- Série d'exercices -
1. Recopiez à l'identique les lignes des enregistrements, en commençant au début des enregistrements et en terminant par la ligne qui contient « - candle-body: [268, 125, 275, 148] », celle-ci comprise.
2. Rédigez la suite du texte sur les migrations à travers la Méditerranée, à partir de sa dernière phrase.

- Texte retenu -
■ ■ ■

Les pays d'Afrique du Nord assument, ou pour certains ont assumé, le rôle de gendarme du littoral en tentant d'empêcher les flux migratoires de traverser cette mer-cimetière que devient la Méditerranée. Dans un contexte où certains de ces Etats font face à une situation intérieure difficile et devant l’échec de ces politiques qui n’ont jamais réellement réduit les flux vers l’Europe, l’heure doit être au changement. L’Europe des valeurs doit reprendre le pas sur l’Europe de la peur. La justice et l’équité ne sont pas liées à la géographie. La solution n’est pas l’ouverture totale des frontières : elle serait injuste pour l’Afrique et difficile à supporter pour l’Europe. La solution n’est pas non plus dans une approche sécuritaire de tolérance zéro, mais chaque citoyen européen est en droit de savoir que tant que les déséquilibres sont béants, que les échanges n’obéissent à aucune égalité, le fossé entre l’Europe et l’Afrique se creusera et la mer Méditerranée enterrera d’autres rêves et engloutira d’autres corps.

Je voudrais conclure en vous disant toute mon adhésion à la nécessité de la mise en place d’actions immédiates afin d’endiguer le drame qui se répète régulièrement dans cette mer qui sépare nos deux continents. L’action est nécessaire mais ne peut être exclusive à l’Europe ou à l’Afrique, ni aux pays riverains de part et d’autre. Elle doit être concertée et menée efficacement et solidairement par l’ensemble des parties. Sauver les victimes de la Méditerranée et du rêve européen passe obligatoirement par la réduction des inégalités entre les deux continents, par l’encouragement des expériences démocratiques en Afrique, car il n’est plus à démontrer que la démocratie agit comme une locomotive de l’économie, à même d’augmenter la prospérité des pays et d’assurer une meilleure répartition des richesses.

Aussi, prévenir les départs clandestins vers l’Europe passe par un rééquilibrage des partenariats entre les Etats africains et leurs partenaires européens. Mettre en place des partenariats construits sur un rapport d'égal à égal n'est pas systématique dans les relations entre les deux continents. Il est donc crucial de mettre en place des partenariats gagnant-gagnant, bâtis sur l'égalité et le respect entre les Etats.

Faut-il le rappeler ? Ces drames ne sont ni ceux de l'Europe, ni ceux de l'Afrique, ce sont ceux de tous, et c'est ensemble que l'Afrique et l'Europe doivent faire preuve de solidarité afin de mettre un terme à ce qui se joue sous nos yeux, et dont personne ne sortira gagnant.

■ ■ ■

- Enregistrements fournis -
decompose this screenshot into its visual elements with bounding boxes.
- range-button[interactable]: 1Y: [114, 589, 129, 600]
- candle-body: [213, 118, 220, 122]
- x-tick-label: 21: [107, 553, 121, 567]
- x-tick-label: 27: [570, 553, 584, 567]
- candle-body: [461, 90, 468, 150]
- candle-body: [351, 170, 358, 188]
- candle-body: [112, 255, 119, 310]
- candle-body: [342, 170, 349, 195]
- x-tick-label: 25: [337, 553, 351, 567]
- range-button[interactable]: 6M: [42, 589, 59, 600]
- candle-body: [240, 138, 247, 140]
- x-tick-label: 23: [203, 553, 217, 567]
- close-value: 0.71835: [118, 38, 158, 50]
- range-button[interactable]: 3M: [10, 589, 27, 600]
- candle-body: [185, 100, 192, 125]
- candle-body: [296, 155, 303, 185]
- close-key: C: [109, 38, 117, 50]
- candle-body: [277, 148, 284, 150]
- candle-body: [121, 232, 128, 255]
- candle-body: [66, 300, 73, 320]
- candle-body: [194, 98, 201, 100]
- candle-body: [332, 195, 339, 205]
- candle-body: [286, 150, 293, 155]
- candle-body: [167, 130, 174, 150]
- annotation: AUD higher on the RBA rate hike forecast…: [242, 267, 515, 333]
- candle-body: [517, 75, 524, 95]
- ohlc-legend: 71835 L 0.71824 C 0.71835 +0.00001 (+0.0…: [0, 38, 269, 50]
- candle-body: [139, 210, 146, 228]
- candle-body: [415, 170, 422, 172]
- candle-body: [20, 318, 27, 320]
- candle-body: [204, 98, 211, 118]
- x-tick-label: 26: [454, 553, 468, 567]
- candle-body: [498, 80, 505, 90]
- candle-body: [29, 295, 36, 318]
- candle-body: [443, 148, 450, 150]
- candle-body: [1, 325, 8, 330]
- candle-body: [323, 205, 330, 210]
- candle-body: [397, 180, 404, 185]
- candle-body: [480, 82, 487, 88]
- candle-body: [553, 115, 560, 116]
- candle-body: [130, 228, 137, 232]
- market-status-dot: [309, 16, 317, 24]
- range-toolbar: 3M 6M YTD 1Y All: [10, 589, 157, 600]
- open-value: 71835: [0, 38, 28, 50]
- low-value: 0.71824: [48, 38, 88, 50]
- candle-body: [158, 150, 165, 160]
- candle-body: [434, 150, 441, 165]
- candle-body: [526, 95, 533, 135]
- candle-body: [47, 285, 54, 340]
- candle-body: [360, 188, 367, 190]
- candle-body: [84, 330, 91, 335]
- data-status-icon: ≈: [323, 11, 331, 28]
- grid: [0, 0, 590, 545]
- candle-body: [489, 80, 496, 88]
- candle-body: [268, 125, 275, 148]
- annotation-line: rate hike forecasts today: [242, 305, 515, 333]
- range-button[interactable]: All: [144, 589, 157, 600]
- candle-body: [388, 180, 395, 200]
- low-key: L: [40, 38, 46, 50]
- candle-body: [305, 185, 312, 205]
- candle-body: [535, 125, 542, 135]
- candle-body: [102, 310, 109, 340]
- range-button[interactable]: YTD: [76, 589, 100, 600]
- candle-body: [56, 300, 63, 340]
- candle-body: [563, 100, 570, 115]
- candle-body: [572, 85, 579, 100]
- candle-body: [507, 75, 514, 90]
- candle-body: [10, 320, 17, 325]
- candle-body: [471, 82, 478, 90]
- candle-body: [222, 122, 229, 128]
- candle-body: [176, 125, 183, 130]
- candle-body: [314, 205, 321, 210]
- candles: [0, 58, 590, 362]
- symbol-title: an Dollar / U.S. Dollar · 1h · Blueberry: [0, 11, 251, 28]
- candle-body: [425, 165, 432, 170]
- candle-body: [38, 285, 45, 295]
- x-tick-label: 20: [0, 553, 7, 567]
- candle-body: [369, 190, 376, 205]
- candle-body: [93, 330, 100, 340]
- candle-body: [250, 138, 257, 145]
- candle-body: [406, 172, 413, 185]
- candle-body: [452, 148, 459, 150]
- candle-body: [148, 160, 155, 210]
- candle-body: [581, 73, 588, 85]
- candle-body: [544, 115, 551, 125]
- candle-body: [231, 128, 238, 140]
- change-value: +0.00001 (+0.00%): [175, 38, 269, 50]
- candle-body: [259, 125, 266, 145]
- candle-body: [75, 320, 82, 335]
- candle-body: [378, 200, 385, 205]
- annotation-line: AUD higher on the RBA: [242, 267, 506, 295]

■ ■ ■

- Réponses par exercice -
1.
decompose this screenshot into its visual elements with bounding boxes.
- range-button[interactable]: 1Y: [114, 589, 129, 600]
- candle-body: [213, 118, 220, 122]
- x-tick-label: 21: [107, 553, 121, 567]
- x-tick-label: 27: [570, 553, 584, 567]
- candle-body: [461, 90, 468, 150]
- candle-body: [351, 170, 358, 188]
- candle-body: [112, 255, 119, 310]
- candle-body: [342, 170, 349, 195]
- x-tick-label: 25: [337, 553, 351, 567]
- range-button[interactable]: 6M: [42, 589, 59, 600]
- candle-body: [240, 138, 247, 140]
- x-tick-label: 23: [203, 553, 217, 567]
- close-value: 0.71835: [118, 38, 158, 50]
- range-button[interactable]: 3M: [10, 589, 27, 600]
- candle-body: [185, 100, 192, 125]
- candle-body: [296, 155, 303, 185]
- close-key: C: [109, 38, 117, 50]
- candle-body: [277, 148, 284, 150]
- candle-body: [121, 232, 128, 255]
- candle-body: [66, 300, 73, 320]
- candle-body: [194, 98, 201, 100]
- candle-body: [332, 195, 339, 205]
- candle-body: [286, 150, 293, 155]
- candle-body: [167, 130, 174, 150]
- annotation: AUD higher on the RBA rate hike forecast…: [242, 267, 515, 333]
- candle-body: [517, 75, 524, 95]
- ohlc-legend: 71835 L 0.71824 C 0.71835 +0.00001 (+0.0…: [0, 38, 269, 50]
- candle-body: [139, 210, 146, 228]
- candle-body: [415, 170, 422, 172]
- candle-body: [20, 318, 27, 320]
- candle-body: [204, 98, 211, 118]
- x-tick-label: 26: [454, 553, 468, 567]
- candle-body: [498, 80, 505, 90]
- candle-body: [29, 295, 36, 318]
- candle-body: [443, 148, 450, 150]
- candle-body: [1, 325, 8, 330]
- candle-body: [323, 205, 330, 210]
- candle-body: [397, 180, 404, 185]
- candle-body: [480, 82, 487, 88]
- candle-body: [553, 115, 560, 116]
- candle-body: [130, 228, 137, 232]
- market-status-dot: [309, 16, 317, 24]
- range-toolbar: 3M 6M YTD 1Y All: [10, 589, 157, 600]
- open-value: 71835: [0, 38, 28, 50]
- low-value: 0.71824: [48, 38, 88, 50]
- candle-body: [158, 150, 165, 160]
- candle-body: [434, 150, 441, 165]
- candle-body: [526, 95, 533, 135]
- candle-body: [47, 285, 54, 340]
- candle-body: [360, 188, 367, 190]
- candle-body: [84, 330, 91, 335]
- data-status-icon: ≈: [323, 11, 331, 28]
- grid: [0, 0, 590, 545]
- candle-body: [489, 80, 496, 88]
- candle-body: [268, 125, 275, 148]

2.
M. D’ARCY (Irlande)* – Les tragédies auxquelles nous venons d’assister en Méditerranée et qui ont coûté la vie à 700 voire 950 migrants lors d’un seul naufrage, appellent une réaction immédiate. Le rapport de M. Mariani tombe à point nommé et nous devons lui réserver un bon accueil.

L’Irlande est particulièrement bien placée pour comprendre le drame des migrants. Pendant la grande famine du XIXe siècle, plus d’un million de personnes ont quitté l’île, dans ce que l’on a appelé plus tard des bateaux cercueils, pour tenter une vie meilleure en Amérique. Malheureusement, seul un petit nombre d’entre eux sont parvenus à destination. De nombreux bateaux étaient inaptes à la navigation et ont sombré. Comme disent les Français : plus cela change, plus c’est la même chose…

L’instabilité politique des pays de la Corne de l’Afrique, de l’Afrique du Nord et du Moyen-Orient a créé des flux migratoires d’une ampleur sans précédent. De plus en plus de personnes cherchent à atteindre l’Europe par la mer. Une réponse humanitaire est évidemment nécessaire. Nous devons augmenter les ressources pour venir en aide aux personnes les plus directement concernées.

Il existe en outre une dimension crapuleuse au problème. Les organisations criminelles se sont en effet emparées du phénomène des migrations en Europe. Il faudrait faire en sorte que les gens puissent vivre en sécurité chez eux, dans leur pays d’origine, en trouvant à cet effet des solutions politiques durables aux conflits.

Plus de 3 400 personnes sont mortes en tentant la traversée de la Méditerranée en 2014, mais 170 000 ont été sauvées. Cette année, en deux mois, quelque 1 600 migrants se sont noyés en voulant gagner l’Europe. Nous devons venir en aide aux victimes des conflits et des persécutions, et faire surtout en sorte que les gens ne soient plus obligés de risquer leur vie en tentant de gagner l’Europe.

Mme ANAGNOSTOPOULOU (Grèce) – Les images de la tragédie survenue en mer Méditerranée touchent nos cœurs, mais il est temps qu’elles touchent aussi nos esprits et que nous nous mobilisions pour agir. Le rapport de la commission des migrations, des réfugiés et des personnes déplacées, tout en développant une approche humanitaire, comporte des éléments irrationnels et contradictoires, qui pourraient se révéler dangereux si le projet de résolution était voté en l’état.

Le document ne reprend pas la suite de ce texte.